Could you print every record below exactly as it appears?

-- Begin RECORDS FOR THE TASK --

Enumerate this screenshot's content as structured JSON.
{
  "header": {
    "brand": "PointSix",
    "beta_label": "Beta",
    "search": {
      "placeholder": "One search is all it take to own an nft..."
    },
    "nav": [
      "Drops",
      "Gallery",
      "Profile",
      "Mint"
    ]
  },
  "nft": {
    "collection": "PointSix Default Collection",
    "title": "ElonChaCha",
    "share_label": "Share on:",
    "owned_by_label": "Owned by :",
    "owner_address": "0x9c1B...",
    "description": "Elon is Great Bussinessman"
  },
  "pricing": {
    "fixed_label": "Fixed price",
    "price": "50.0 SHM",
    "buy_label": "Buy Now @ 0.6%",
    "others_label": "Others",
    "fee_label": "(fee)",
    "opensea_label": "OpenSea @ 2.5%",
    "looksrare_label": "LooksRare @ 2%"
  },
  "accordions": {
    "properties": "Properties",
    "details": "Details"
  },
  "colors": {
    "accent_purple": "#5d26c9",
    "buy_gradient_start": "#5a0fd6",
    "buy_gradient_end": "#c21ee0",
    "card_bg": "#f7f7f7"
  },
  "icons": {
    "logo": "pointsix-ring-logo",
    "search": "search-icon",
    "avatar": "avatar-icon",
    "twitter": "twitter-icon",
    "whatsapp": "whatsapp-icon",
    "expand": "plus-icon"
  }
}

-- End RECORDS FOR THE TASK --

**REPLY:**
Enumerate this screenshot's content as structured JSON.
{
  "header": {
    "brand": "PointSix",
    "beta_label": "Beta",
    "search": {
      "placeholder": "One search is all it take to own an nft..."
    },
    "nav": [
      "Drops",
      "Gallery",
      "Profile",
      "Mint"
    ]
  },
  "nft": {
    "collection": "PointSix Default Collection",
    "title": "ElonChaCha",
    "share_label": "Share on:",
    "owned_by_label": "Owned by :",
    "owner_address": "0x9c1B...",
    "description": "Elon is Great Bussinessman"
  },
  "pricing": {
    "fixed_label": "Fixed price",
    "price": "50.0 SHM",
    "buy_label": "Buy Now @ 0.6%",
    "others_label": "Others",
    "fee_label": "(fee)",
    "opensea_label": "OpenSea @ 2.5%",
    "looksrare_label": "LooksRare @ 2%"
  },
  "accordions": {
    "properties": "Properties",
    "details": "Details"
  },
  "colors": {
    "accent_purple": "#5d26c9",
    "buy_gradient_start": "#5a0fd6",
    "buy_gradient_end": "#c21ee0",
    "card_bg": "#f7f7f7"
  },
  "icons": {
    "logo": "pointsix-ring-logo",
    "search": "search-icon",
    "avatar": "avatar-icon",
    "twitter": "twitter-icon",
    "whatsapp": "whatsapp-icon",
    "expand": "plus-icon"
  }
}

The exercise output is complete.